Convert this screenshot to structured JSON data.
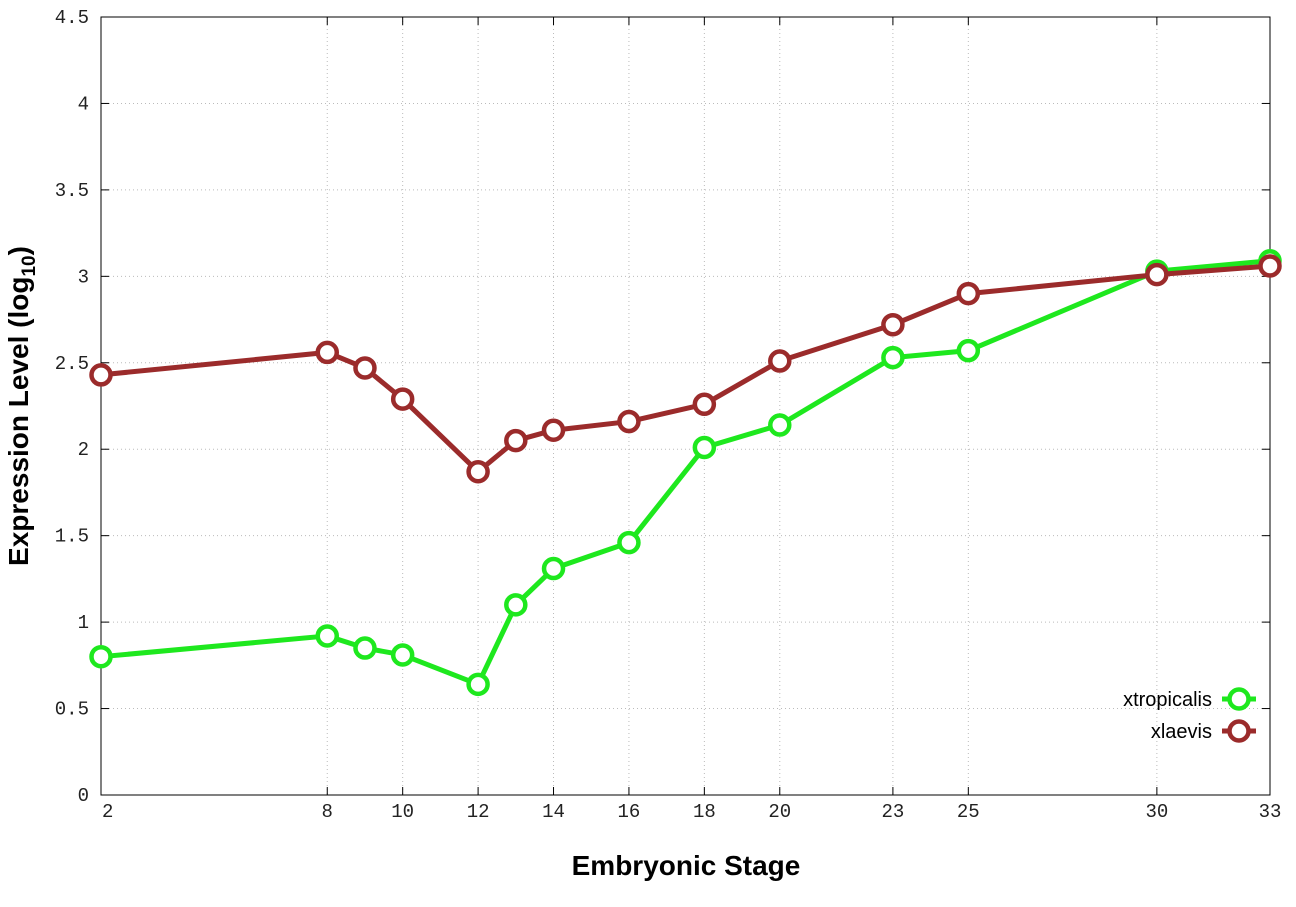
{
  "chart_data": {
    "type": "line",
    "title": "",
    "xlabel": "Embryonic Stage",
    "ylabel": {
      "main": "Expression Level (log",
      "sub": "10",
      "end": ")"
    },
    "xlim": [
      2,
      33
    ],
    "ylim": [
      0,
      4.5
    ],
    "x": [
      2,
      8,
      9,
      10,
      12,
      13,
      14,
      16,
      18,
      20,
      23,
      25,
      30,
      33
    ],
    "xticks": [
      2,
      8,
      10,
      12,
      14,
      16,
      18,
      20,
      23,
      25,
      30,
      33
    ],
    "yticks": [
      "0",
      "0.5",
      "1",
      "1.5",
      "2",
      "2.5",
      "3",
      "3.5",
      "4",
      "4.5"
    ],
    "grid": true,
    "legend_position": "bottom-right",
    "series": [
      {
        "name": "xtropicalis",
        "color": "#1ee81e",
        "values": [
          0.8,
          0.92,
          0.85,
          0.81,
          0.64,
          1.1,
          1.31,
          1.46,
          2.01,
          2.14,
          2.53,
          2.57,
          3.03,
          3.09
        ]
      },
      {
        "name": "xlaevis",
        "color": "#9b2b2b",
        "values": [
          2.43,
          2.56,
          2.47,
          2.29,
          1.87,
          2.05,
          2.11,
          2.16,
          2.26,
          2.51,
          2.72,
          2.9,
          3.01,
          3.06
        ]
      }
    ]
  }
}
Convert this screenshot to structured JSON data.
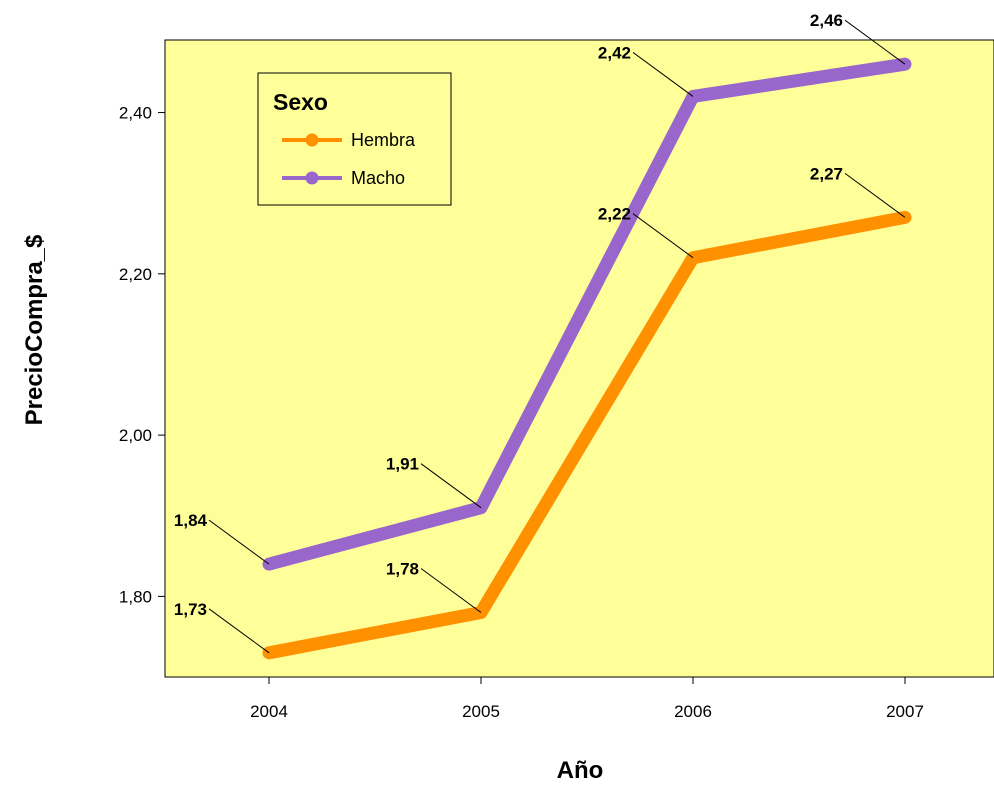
{
  "chart_data": {
    "type": "line",
    "xlabel": "Año",
    "ylabel": "PrecioCompra_$",
    "categories": [
      "2004",
      "2005",
      "2006",
      "2007"
    ],
    "ylim": [
      1.7,
      2.49
    ],
    "y_ticks": [
      1.8,
      2.0,
      2.2,
      2.4
    ],
    "y_tick_labels": [
      "1,80",
      "2,00",
      "2,20",
      "2,40"
    ],
    "grid": false,
    "legend": {
      "title": "Sexo",
      "position": "top-left"
    },
    "series": [
      {
        "name": "Hembra",
        "color": "#ff9000",
        "values": [
          1.73,
          1.78,
          2.22,
          2.27
        ],
        "labels": [
          "1,73",
          "1,78",
          "2,22",
          "2,27"
        ]
      },
      {
        "name": "Macho",
        "color": "#9966cc",
        "values": [
          1.84,
          1.91,
          2.42,
          2.46
        ],
        "labels": [
          "1,84",
          "1,91",
          "2,42",
          "2,46"
        ]
      }
    ],
    "plot_background": "#ffff99"
  }
}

________________

Required work -
Without the pictures, output the full listing exactly as it stands.

Written reply -
Convert this screenshot to structured JSON data.
{
  "chart_data": {
    "type": "line",
    "title": "",
    "xlabel": "Embryonic Stage",
    "ylabel": {
      "main": "Expression Level (log",
      "sub": "10",
      "end": ")"
    },
    "xlim": [
      2,
      33
    ],
    "ylim": [
      0,
      4.5
    ],
    "x": [
      2,
      8,
      9,
      10,
      12,
      13,
      14,
      16,
      18,
      20,
      23,
      25,
      30,
      33
    ],
    "xticks": [
      2,
      8,
      10,
      12,
      14,
      16,
      18,
      20,
      23,
      25,
      30,
      33
    ],
    "yticks": [
      "0",
      "0.5",
      "1",
      "1.5",
      "2",
      "2.5",
      "3",
      "3.5",
      "4",
      "4.5"
    ],
    "grid": true,
    "legend_position": "bottom-right",
    "series": [
      {
        "name": "xtropicalis",
        "color": "#1ee81e",
        "values": [
          0.8,
          0.92,
          0.85,
          0.81,
          0.64,
          1.1,
          1.31,
          1.46,
          2.01,
          2.14,
          2.53,
          2.57,
          3.03,
          3.09
        ]
      },
      {
        "name": "xlaevis",
        "color": "#9b2b2b",
        "values": [
          2.43,
          2.56,
          2.47,
          2.29,
          1.87,
          2.05,
          2.11,
          2.16,
          2.26,
          2.51,
          2.72,
          2.9,
          3.01,
          3.06
        ]
      }
    ]
  }
}
Convert this screenshot to structured JSON data.
{
  "chart_data": {
    "type": "line",
    "xlabel": "Año",
    "ylabel": "PrecioCompra_$",
    "categories": [
      "2004",
      "2005",
      "2006",
      "2007"
    ],
    "ylim": [
      1.7,
      2.49
    ],
    "y_ticks": [
      1.8,
      2.0,
      2.2,
      2.4
    ],
    "y_tick_labels": [
      "1,80",
      "2,00",
      "2,20",
      "2,40"
    ],
    "grid": false,
    "legend": {
      "title": "Sexo",
      "position": "top-left"
    },
    "series": [
      {
        "name": "Hembra",
        "color": "#ff9000",
        "values": [
          1.73,
          1.78,
          2.22,
          2.27
        ],
        "labels": [
          "1,73",
          "1,78",
          "2,22",
          "2,27"
        ]
      },
      {
        "name": "Macho",
        "color": "#9966cc",
        "values": [
          1.84,
          1.91,
          2.42,
          2.46
        ],
        "labels": [
          "1,84",
          "1,91",
          "2,42",
          "2,46"
        ]
      }
    ],
    "plot_background": "#ffff99"
  }
}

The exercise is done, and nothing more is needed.